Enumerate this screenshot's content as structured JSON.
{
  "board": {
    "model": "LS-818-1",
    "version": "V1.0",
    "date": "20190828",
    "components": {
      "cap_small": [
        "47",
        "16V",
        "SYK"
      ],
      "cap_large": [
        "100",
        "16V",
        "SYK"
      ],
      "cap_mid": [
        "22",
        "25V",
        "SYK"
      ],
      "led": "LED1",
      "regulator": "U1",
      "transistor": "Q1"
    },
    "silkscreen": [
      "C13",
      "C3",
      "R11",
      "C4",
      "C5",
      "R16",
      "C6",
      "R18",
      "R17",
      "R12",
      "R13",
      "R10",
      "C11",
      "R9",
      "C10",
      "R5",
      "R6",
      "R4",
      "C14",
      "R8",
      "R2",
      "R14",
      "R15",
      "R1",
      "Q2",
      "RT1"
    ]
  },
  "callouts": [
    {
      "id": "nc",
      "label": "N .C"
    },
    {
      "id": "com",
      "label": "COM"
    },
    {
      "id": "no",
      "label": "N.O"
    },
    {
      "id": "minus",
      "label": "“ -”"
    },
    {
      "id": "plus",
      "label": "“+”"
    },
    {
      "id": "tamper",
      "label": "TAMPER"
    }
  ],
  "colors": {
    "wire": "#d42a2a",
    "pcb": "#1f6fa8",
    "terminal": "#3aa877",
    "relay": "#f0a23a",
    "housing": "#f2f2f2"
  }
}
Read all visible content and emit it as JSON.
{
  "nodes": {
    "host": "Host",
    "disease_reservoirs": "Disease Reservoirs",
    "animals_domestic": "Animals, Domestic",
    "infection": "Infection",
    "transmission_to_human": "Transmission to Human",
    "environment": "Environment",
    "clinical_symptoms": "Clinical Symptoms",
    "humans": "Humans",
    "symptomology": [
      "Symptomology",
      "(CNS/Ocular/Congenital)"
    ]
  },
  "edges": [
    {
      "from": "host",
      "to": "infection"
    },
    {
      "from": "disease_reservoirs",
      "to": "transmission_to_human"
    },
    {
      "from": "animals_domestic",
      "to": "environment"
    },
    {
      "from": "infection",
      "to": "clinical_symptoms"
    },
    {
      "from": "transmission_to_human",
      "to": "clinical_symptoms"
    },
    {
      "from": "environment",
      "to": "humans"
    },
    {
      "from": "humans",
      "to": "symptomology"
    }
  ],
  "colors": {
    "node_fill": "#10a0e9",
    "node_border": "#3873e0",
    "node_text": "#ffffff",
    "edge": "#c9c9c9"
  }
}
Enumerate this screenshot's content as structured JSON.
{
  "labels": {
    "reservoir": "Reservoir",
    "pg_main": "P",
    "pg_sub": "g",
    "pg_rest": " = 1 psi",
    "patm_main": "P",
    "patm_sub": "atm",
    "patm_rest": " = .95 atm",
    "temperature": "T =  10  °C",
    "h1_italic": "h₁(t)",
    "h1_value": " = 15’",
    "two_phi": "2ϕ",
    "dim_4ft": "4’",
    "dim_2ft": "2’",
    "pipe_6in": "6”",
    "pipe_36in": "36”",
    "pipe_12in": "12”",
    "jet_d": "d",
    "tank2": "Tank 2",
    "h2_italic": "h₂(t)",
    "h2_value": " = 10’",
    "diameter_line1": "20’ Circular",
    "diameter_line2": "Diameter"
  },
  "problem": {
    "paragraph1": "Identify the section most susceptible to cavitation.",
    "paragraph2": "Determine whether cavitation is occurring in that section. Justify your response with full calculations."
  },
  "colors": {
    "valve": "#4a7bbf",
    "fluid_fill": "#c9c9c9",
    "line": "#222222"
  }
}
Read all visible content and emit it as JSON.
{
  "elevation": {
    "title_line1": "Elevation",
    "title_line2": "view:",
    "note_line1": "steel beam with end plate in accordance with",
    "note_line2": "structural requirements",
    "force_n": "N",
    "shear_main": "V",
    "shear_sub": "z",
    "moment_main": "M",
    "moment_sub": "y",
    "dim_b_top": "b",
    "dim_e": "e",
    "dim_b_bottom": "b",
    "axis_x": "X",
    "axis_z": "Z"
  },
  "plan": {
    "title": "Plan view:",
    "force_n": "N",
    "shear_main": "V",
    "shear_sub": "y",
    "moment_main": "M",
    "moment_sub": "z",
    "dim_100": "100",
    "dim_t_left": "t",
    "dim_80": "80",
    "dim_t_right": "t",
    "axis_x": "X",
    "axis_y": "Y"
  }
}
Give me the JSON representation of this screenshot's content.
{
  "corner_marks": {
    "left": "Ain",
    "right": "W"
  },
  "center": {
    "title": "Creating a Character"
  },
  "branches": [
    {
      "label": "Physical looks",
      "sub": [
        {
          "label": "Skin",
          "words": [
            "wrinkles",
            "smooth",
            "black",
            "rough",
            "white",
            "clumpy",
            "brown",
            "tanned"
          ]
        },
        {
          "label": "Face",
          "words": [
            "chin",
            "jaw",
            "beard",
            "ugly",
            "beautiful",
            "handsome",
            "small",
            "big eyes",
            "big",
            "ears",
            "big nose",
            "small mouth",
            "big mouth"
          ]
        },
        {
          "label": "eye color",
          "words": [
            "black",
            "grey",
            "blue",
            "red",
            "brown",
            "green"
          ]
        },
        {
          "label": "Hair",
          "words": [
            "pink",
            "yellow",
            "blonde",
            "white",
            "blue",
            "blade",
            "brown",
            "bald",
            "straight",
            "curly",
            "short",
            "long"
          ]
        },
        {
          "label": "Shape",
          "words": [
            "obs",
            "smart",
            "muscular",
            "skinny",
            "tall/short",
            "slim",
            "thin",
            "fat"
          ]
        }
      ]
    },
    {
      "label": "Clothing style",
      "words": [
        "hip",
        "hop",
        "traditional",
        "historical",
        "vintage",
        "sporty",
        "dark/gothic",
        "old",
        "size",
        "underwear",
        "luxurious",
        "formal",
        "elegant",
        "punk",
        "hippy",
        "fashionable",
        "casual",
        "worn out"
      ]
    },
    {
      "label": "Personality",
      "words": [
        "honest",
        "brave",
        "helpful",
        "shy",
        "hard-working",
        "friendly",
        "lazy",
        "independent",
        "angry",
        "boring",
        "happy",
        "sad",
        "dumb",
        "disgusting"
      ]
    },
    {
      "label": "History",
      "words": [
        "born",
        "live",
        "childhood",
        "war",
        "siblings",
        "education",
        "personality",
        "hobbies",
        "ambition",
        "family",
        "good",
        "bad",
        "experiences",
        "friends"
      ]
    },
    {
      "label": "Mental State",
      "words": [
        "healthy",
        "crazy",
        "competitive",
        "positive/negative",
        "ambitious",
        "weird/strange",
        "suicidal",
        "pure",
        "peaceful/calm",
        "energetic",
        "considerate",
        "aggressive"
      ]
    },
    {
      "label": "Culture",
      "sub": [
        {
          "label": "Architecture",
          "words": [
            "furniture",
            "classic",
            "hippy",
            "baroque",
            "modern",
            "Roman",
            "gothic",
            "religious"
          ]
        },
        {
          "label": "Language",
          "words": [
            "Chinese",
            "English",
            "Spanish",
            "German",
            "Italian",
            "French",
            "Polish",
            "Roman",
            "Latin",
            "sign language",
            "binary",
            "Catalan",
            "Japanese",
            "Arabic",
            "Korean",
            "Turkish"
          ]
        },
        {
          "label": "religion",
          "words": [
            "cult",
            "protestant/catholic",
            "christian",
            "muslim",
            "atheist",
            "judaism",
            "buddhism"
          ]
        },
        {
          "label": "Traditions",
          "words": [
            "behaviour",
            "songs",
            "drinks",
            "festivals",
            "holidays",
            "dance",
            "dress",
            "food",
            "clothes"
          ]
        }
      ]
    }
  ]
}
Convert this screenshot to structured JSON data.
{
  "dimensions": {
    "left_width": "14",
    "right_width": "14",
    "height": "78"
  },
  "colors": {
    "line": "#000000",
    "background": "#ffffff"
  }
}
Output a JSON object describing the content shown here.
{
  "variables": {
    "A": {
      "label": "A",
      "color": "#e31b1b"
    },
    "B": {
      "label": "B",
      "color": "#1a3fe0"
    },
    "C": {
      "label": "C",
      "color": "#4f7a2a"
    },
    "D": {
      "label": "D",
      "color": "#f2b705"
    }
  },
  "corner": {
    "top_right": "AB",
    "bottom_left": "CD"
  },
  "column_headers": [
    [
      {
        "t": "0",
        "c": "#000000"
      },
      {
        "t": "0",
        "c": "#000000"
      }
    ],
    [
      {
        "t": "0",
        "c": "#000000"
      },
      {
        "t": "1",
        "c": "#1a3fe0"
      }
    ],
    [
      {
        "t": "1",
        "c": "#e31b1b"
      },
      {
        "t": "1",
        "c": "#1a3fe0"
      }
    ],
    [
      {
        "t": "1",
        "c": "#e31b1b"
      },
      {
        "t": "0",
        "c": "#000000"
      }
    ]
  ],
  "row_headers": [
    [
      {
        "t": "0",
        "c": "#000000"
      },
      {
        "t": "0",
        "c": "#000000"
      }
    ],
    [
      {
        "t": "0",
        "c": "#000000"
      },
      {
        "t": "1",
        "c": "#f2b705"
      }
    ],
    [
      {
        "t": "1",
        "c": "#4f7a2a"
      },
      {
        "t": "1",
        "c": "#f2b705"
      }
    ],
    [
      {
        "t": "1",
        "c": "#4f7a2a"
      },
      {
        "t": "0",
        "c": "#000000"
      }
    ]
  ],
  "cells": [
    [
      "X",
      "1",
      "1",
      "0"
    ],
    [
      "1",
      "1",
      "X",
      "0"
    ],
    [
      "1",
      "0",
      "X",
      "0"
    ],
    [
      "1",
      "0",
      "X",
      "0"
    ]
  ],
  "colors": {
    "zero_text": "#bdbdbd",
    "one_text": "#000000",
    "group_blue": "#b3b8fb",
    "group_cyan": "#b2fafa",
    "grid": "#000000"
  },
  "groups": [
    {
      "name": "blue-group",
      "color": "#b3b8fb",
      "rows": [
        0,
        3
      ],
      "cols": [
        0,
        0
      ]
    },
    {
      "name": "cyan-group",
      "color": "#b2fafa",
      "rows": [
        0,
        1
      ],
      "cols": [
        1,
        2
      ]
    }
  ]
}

* [Task instructions]
Copy out every line of the data that includes the word "ffffff".

* [Expected output]
    "node_text": "#ffffff",
    "background": "#ffffff"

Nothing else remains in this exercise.